Tugas yang Diberikan A: Ketik ulang bagian kutipan tentang musik Minang di bawah ini yang dibuka dengan kata-kata yang memuat "Lebih jauh dari" dan ditutup dengan "lagu yang dinyanyikan.".

Kutipan:
Tahun itulah yang dipatok sebagai awal dimulainya era musik Minang modern. Meskipun
demikian, kita agaknya masih perlu melihat keberadaan musik Minang pramodern,
yang sebenarnya lebih condong dikelompokkan ke musik modern.
Dalam era
1920-an-1950-an di Sumatera Barat sudah berkembang kesenian gamad, Hawaian,
gambus, dan keroncong, termasuk gambang.
Akan tetapi, hanya gamad dan gambus yang bertahan sebagai kesenian rakyat di
Minangkabau, bahkan gamad sudah dianggap sebagai bagian dari kesenian
Minang.
Sementara, gambus
memang masih sangat jelas wujudnya sebagai musik impor dari Arab, samahal
dengan musik Hawaian dari Kepulauan Hawai. Sementara gamad, walaupun disebut
dari luar, akan tetapi perbaurannya yang unik dengan seni tradisi Minangkabau
sudah disepakati oleh para ahli musik sebagai musik tradisi dari Padang
Kota.
Sebenarnya, seni
gamad tidak begitu saja bisa disebut sebagai musik tradisi Minang, karena
cirinya sangat berbeda dengan musik tradisi subetnik di Minangkabau, terutama
dilihat dari dominannya peralatan dari luar pada musik gamad, seperti biola, armonium, akordion, atau
gitar.
Gamad tidak
mengenal alat musik saluang, bansi, pupuik batang padi, rabab, dan talempong,
yang menjadi ciri seni musik sub etnik Minangkabau. Apalagi kesenian gamad
lebih diwarnai oleh tangga nada diatonik, tidak seperti seni musik tradisi
Minang yang didominasi oleh tangga nada pentatonik.
Oleh karena itu,
gamad lebih tepat diposisikan sebagai kelompok musik Minang pramodern, kalau
kita sudah menganggap era musik Minang modern dimulai dari kelahiran Orkes
Gumarang. Sebaliknya, kita bisa juga
mengatakan bahwa musik Minang modern generasi pertama adalah gamad, sedangkan
format musik yang diusung oleh Orkes Gumarang adalah musik Minang modern
generasi kedua.
Lebih jauh dari
itu, perbedaan musik tradisi itu dengan musik modern dapat pula ditinjau dari
sudut pandang etno musikologi. Musik
modern dan musik tradisi dapat dikenal dari 2 ciri utama, yaitu alat musik yang
digunakan, serta corak lagu yang dinyanyikan.
Musik tradisi
adalah musik yang lahir dan berkembang secara turun temurun di daerah setempat
sehingga sifatnya lebih lokal spesifik serta dipertahankan sebagai sarana
hiburan.
Musik tradisi
memiliki ciri khas yang terletak pada isi lagu dan alat musik tradisi. Syair dan melodi lagu dalam bahasa dan gaya
daerah setempat, seperti kita melihat berbedanya musik rabab dengan musik
dendang darek.

(Baris set data)
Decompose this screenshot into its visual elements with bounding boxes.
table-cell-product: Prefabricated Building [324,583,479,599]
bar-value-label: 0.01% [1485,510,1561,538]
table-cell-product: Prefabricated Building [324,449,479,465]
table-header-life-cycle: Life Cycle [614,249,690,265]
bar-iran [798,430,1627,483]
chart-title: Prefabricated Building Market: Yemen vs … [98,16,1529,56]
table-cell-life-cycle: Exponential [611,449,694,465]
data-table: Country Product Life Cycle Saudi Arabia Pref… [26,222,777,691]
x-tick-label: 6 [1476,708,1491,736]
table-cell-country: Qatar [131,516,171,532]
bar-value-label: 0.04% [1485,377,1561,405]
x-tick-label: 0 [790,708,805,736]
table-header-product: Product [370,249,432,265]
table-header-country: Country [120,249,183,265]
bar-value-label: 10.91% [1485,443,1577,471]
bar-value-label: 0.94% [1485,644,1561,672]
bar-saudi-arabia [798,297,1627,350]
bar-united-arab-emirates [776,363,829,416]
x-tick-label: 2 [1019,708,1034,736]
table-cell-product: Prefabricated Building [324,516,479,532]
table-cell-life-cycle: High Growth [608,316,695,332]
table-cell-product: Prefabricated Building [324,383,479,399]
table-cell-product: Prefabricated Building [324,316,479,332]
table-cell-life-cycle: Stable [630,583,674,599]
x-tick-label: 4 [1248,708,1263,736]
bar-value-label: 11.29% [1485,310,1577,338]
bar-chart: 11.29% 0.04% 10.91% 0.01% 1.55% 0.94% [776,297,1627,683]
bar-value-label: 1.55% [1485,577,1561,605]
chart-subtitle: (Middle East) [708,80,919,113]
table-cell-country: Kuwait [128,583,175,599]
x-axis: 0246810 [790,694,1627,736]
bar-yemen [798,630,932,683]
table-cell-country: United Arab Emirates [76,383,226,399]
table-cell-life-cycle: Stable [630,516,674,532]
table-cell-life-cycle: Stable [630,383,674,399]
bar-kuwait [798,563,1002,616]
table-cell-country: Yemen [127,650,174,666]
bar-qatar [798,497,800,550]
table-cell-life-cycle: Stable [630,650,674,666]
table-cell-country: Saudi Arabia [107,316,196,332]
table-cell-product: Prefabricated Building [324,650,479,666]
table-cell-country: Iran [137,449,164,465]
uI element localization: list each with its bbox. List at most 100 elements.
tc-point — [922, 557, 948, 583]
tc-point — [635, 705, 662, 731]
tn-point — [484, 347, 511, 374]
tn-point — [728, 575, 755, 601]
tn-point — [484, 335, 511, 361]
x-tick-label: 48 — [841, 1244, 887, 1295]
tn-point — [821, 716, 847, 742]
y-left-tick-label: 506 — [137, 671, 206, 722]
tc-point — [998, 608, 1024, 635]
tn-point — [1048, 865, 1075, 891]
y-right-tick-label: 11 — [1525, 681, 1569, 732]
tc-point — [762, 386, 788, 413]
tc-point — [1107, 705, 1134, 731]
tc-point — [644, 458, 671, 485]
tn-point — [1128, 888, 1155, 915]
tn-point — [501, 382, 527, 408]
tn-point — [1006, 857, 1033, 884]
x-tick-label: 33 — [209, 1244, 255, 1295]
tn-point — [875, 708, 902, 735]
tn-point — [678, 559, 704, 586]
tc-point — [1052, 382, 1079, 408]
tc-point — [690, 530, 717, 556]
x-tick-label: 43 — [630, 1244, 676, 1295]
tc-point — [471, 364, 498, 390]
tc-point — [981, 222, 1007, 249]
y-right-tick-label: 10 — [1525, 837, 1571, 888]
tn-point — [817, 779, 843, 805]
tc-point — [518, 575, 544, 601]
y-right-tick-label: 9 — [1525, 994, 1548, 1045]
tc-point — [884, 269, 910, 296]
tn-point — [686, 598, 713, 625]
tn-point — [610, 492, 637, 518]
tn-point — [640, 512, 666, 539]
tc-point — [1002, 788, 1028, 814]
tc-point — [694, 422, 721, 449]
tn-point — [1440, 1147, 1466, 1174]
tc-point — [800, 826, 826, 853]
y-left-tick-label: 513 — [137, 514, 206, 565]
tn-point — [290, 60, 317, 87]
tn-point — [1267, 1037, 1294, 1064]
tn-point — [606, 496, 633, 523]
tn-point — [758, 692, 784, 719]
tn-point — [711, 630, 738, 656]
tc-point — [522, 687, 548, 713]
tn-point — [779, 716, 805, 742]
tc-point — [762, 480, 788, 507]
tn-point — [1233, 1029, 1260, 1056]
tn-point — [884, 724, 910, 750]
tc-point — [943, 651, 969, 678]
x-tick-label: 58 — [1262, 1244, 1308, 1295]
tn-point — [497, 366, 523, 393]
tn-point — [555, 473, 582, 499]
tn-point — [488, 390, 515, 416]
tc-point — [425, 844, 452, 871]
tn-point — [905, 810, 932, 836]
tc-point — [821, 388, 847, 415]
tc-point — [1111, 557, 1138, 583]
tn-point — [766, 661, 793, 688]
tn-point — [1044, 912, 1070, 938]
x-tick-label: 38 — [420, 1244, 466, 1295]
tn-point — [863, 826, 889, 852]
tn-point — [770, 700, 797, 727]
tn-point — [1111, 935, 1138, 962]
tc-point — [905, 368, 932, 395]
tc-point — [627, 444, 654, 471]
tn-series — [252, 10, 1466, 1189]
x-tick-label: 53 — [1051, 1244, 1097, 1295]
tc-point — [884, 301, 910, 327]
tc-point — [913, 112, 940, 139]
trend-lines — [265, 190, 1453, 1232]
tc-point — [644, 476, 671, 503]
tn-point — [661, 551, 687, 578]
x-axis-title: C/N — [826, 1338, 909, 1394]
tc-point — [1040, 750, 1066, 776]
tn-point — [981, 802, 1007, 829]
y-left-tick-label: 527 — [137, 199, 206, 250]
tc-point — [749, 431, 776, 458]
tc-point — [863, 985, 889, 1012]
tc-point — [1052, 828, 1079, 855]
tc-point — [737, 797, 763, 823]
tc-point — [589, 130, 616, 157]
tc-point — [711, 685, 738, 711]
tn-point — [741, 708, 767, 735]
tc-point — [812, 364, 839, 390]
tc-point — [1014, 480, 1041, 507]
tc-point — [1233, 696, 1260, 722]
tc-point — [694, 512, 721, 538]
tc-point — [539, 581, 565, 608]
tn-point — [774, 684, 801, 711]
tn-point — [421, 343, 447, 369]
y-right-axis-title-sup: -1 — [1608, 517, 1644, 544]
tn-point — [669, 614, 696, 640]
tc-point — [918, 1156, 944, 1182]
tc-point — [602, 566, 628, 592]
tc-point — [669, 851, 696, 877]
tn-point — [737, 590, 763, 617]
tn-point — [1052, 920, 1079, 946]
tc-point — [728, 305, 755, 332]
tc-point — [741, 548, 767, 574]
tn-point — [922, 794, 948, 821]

Tugas yang Diberikan B: Tolong ambil setiap baris dari catatan di atas yang memuat kata "Building". Huruf besar dan kecil dibedakan.

Jawaban Lengkap A:
Lebih jauh dari
itu, perbedaan musik tradisi itu dengan musik modern dapat pula ditinjau dari
sudut pandang etno musikologi. Musik
modern dan musik tradisi dapat dikenal dari 2 ciri utama, yaitu alat musik yang
digunakan, serta corak lagu yang dinyanyikan.

Jawaban Lengkap B:
table-cell-product: Prefabricated Building [324,583,479,599]
table-cell-product: Prefabricated Building [324,449,479,465]
chart-title: Prefabricated Building Market: Yemen vs … [98,16,1529,56]
table-cell-product: Prefabricated Building [324,516,479,532]
table-cell-product: Prefabricated Building [324,383,479,399]
table-cell-product: Prefabricated Building [324,316,479,332]
table-cell-product: Prefabricated Building [324,650,479,666]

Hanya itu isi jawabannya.